[AIM OF THE TASK]
Show all lines of the listing that hold the word "Excluir".

— START OF ENTRIES SHOWN —

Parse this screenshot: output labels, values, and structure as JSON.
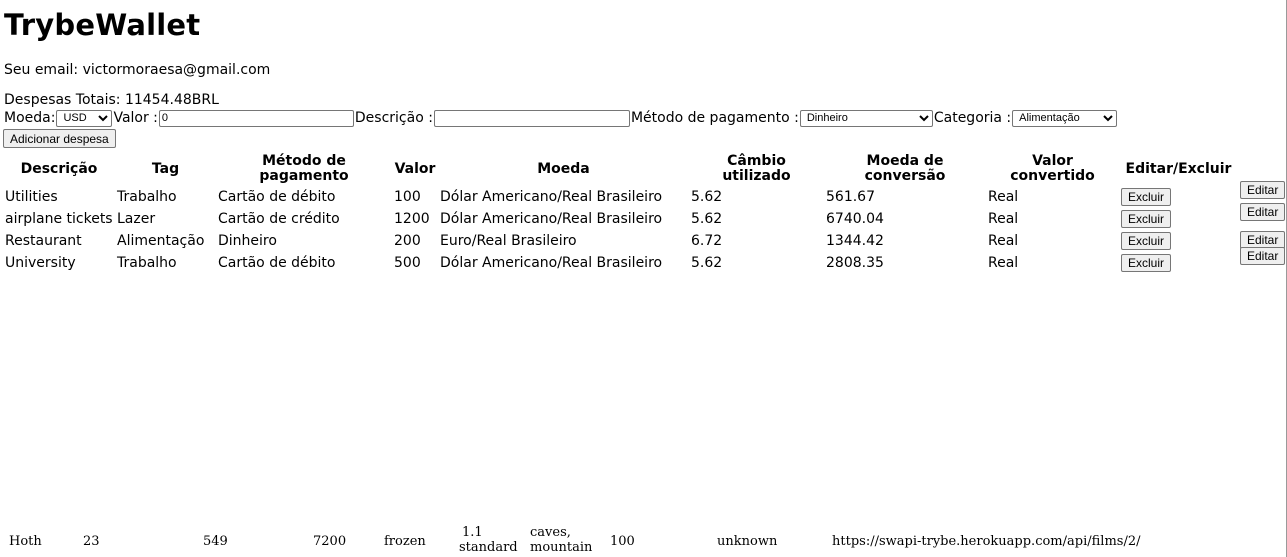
{
  "header": {
    "title": "TrybeWallet",
    "email_label": "Seu email: victormoraesa@gmail.com",
    "total_label": "Despesas Totais: 11454.48BRL"
  },
  "form": {
    "moeda_label": "Moeda:",
    "moeda_value": "USD",
    "valor_label": "Valor :",
    "valor_value": "0",
    "descricao_label": "Descrição :",
    "descricao_value": "",
    "metodo_label": "Método de pagamento :",
    "metodo_value": "Dinheiro",
    "categoria_label": "Categoria :",
    "categoria_value": "Alimentação",
    "add_button": "Adicionar despesa"
  },
  "table": {
    "headers": [
      "Descrição",
      "Tag",
      "Método de pagamento",
      "Valor",
      "Moeda",
      "Câmbio utilizado",
      "Moeda de conversão",
      "Valor convertido",
      "Editar/Excluir"
    ],
    "rows": [
      {
        "descricao": "Utilities",
        "tag": "Trabalho",
        "metodo": "Cartão de débito",
        "valor": "100",
        "moeda": "Dólar Americano/Real Brasileiro",
        "cambio": "5.62",
        "conversao": "561.67",
        "convertido": "Real"
      },
      {
        "descricao": "airplane tickets",
        "tag": "Lazer",
        "metodo": "Cartão de crédito",
        "valor": "1200",
        "moeda": "Dólar Americano/Real Brasileiro",
        "cambio": "5.62",
        "conversao": "6740.04",
        "convertido": "Real"
      },
      {
        "descricao": "Restaurant",
        "tag": "Alimentação",
        "metodo": "Dinheiro",
        "valor": "200",
        "moeda": "Euro/Real Brasileiro",
        "cambio": "6.72",
        "conversao": "1344.42",
        "convertido": "Real"
      },
      {
        "descricao": "University",
        "tag": "Trabalho",
        "metodo": "Cartão de débito",
        "valor": "500",
        "moeda": "Dólar Americano/Real Brasileiro",
        "cambio": "5.62",
        "conversao": "2808.35",
        "convertido": "Real"
      }
    ],
    "excluir_label": "Excluir",
    "editar_label": "Editar"
  },
  "planet_row": {
    "name": "Hoth",
    "rotation": "23",
    "orbital": "549",
    "diameter": "7200",
    "climate": "frozen",
    "gravity_line1": "1.1",
    "gravity_line2": "standard",
    "terrain_line1": "caves,",
    "terrain_line2": "mountain",
    "surface_water": "100",
    "population": "unknown",
    "films": "https://swapi-trybe.herokuapp.com/api/films/2/"
  }
}
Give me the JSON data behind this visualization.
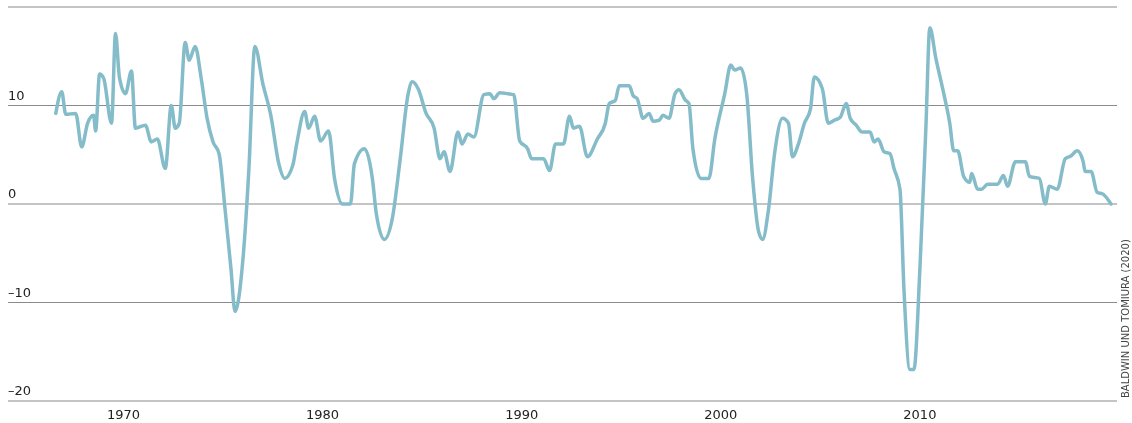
{
  "chart_data": {
    "type": "line",
    "x": [
      1966.6,
      1966.9,
      1967.1,
      1967.6,
      1967.9,
      1968.2,
      1968.5,
      1968.6,
      1968.8,
      1969.0,
      1969.4,
      1969.6,
      1969.8,
      1970.1,
      1970.4,
      1970.6,
      1971.1,
      1971.4,
      1971.7,
      1972.1,
      1972.4,
      1972.6,
      1972.8,
      1973.1,
      1973.3,
      1973.6,
      1973.9,
      1974.2,
      1974.5,
      1974.8,
      1975.1,
      1975.4,
      1975.6,
      1976.0,
      1976.3,
      1976.6,
      1977.0,
      1977.4,
      1977.8,
      1978.1,
      1978.5,
      1978.7,
      1979.1,
      1979.3,
      1979.6,
      1979.9,
      1980.3,
      1980.6,
      1981.0,
      1981.4,
      1981.6,
      1982.1,
      1982.5,
      1982.7,
      1983.1,
      1983.5,
      1983.9,
      1984.3,
      1984.5,
      1984.8,
      1985.2,
      1985.6,
      1985.9,
      1986.1,
      1986.4,
      1986.8,
      1987.0,
      1987.3,
      1987.6,
      1988.1,
      1988.4,
      1988.6,
      1988.9,
      1989.3,
      1989.6,
      1989.9,
      1990.3,
      1990.5,
      1991.1,
      1991.4,
      1991.7,
      1992.1,
      1992.4,
      1992.6,
      1992.9,
      1993.3,
      1993.8,
      1994.2,
      1994.4,
      1994.7,
      1994.9,
      1995.4,
      1995.6,
      1995.8,
      1996.1,
      1996.4,
      1996.6,
      1996.9,
      1997.1,
      1997.4,
      1997.7,
      1997.9,
      1998.2,
      1998.4,
      1998.6,
      1999.0,
      1999.4,
      1999.7,
      2000.2,
      2000.5,
      2000.7,
      2001.0,
      2001.3,
      2001.6,
      2001.9,
      2002.1,
      2002.4,
      2002.7,
      2003.1,
      2003.4,
      2003.6,
      2003.9,
      2004.2,
      2004.5,
      2004.7,
      2005.1,
      2005.4,
      2005.7,
      2006.0,
      2006.3,
      2006.5,
      2006.8,
      2007.1,
      2007.5,
      2007.7,
      2007.9,
      2008.2,
      2008.5,
      2008.7,
      2009.0,
      2009.2,
      2009.5,
      2009.7,
      2010.0,
      2010.3,
      2010.5,
      2010.8,
      2011.2,
      2011.5,
      2011.7,
      2011.9,
      2012.2,
      2012.5,
      2012.6,
      2012.9,
      2013.1,
      2013.4,
      2013.9,
      2014.2,
      2014.4,
      2014.8,
      2015.3,
      2015.5,
      2016.0,
      2016.3,
      2016.5,
      2016.9,
      2017.3,
      2017.6,
      2017.9,
      2018.2,
      2018.3,
      2018.6,
      2018.9,
      2019.2,
      2019.6
    ],
    "series": [
      {
        "color": "#85bcc9",
        "values": [
          9.2,
          11.4,
          9.1,
          9.2,
          5.8,
          8.2,
          9.0,
          7.4,
          13.2,
          12.8,
          8.2,
          17.3,
          12.8,
          11.2,
          13.5,
          7.7,
          8.0,
          6.3,
          6.6,
          3.6,
          10.0,
          7.7,
          8.2,
          16.4,
          14.6,
          16.0,
          12.8,
          8.7,
          6.3,
          5.1,
          -0.5,
          -6.6,
          -10.9,
          -5.6,
          3.6,
          16.0,
          12.2,
          9.0,
          4.1,
          2.6,
          3.9,
          6.1,
          9.4,
          7.7,
          8.9,
          6.4,
          7.4,
          2.6,
          0,
          0,
          4.1,
          5.6,
          2.6,
          -1.0,
          -3.6,
          -1.5,
          4.6,
          11.2,
          12.4,
          11.7,
          9.2,
          7.7,
          4.6,
          5.3,
          3.3,
          7.3,
          6.1,
          7.1,
          6.8,
          11.1,
          11.2,
          10.7,
          11.3,
          11.2,
          11.1,
          6.4,
          5.6,
          4.6,
          4.6,
          3.4,
          6.1,
          6.1,
          8.9,
          7.7,
          7.9,
          4.8,
          6.6,
          8.2,
          10.2,
          10.5,
          12.0,
          12.0,
          11.0,
          10.7,
          8.7,
          9.2,
          8.4,
          8.5,
          9.0,
          8.7,
          11.2,
          11.6,
          10.6,
          10.2,
          5.6,
          2.6,
          2.6,
          6.6,
          11.2,
          14.1,
          13.6,
          13.8,
          11.2,
          2.6,
          -2.8,
          -3.6,
          -0.5,
          5.1,
          8.7,
          8.2,
          4.8,
          6.1,
          8.2,
          9.6,
          12.9,
          11.7,
          8.2,
          8.5,
          8.8,
          10.2,
          8.7,
          8.0,
          7.3,
          7.3,
          6.3,
          6.6,
          5.3,
          5.1,
          3.6,
          1.5,
          -8.7,
          -16.8,
          -16.8,
          -6.6,
          7.7,
          17.9,
          14.8,
          11.2,
          8.2,
          5.4,
          5.4,
          2.8,
          2.2,
          3.1,
          1.5,
          1.5,
          2.0,
          2.0,
          2.9,
          1.8,
          4.3,
          4.3,
          2.8,
          2.6,
          0,
          1.8,
          1.5,
          4.6,
          4.9,
          5.4,
          4.3,
          3.3,
          3.3,
          1.2,
          1.0,
          0
        ]
      }
    ],
    "xlim": [
      1964.2,
      2019.9
    ],
    "xticks": [
      1970,
      1980,
      1990,
      2000,
      2010
    ],
    "ylim": [
      -20,
      20
    ],
    "yticks": [
      {
        "value": -20,
        "label": "–20"
      },
      {
        "value": -10,
        "label": "–10"
      },
      0,
      10,
      {
        "value": 20,
        "label": null
      }
    ],
    "grid": "y",
    "annotations": [
      "BALDWIN UND TOMIURA (2020)"
    ]
  }
}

— END OF ENTRIES SHOWN —

[REPLY TO THE EXERCISE]
      "Editar/Excluir"
    "excluir_label": "Excluir",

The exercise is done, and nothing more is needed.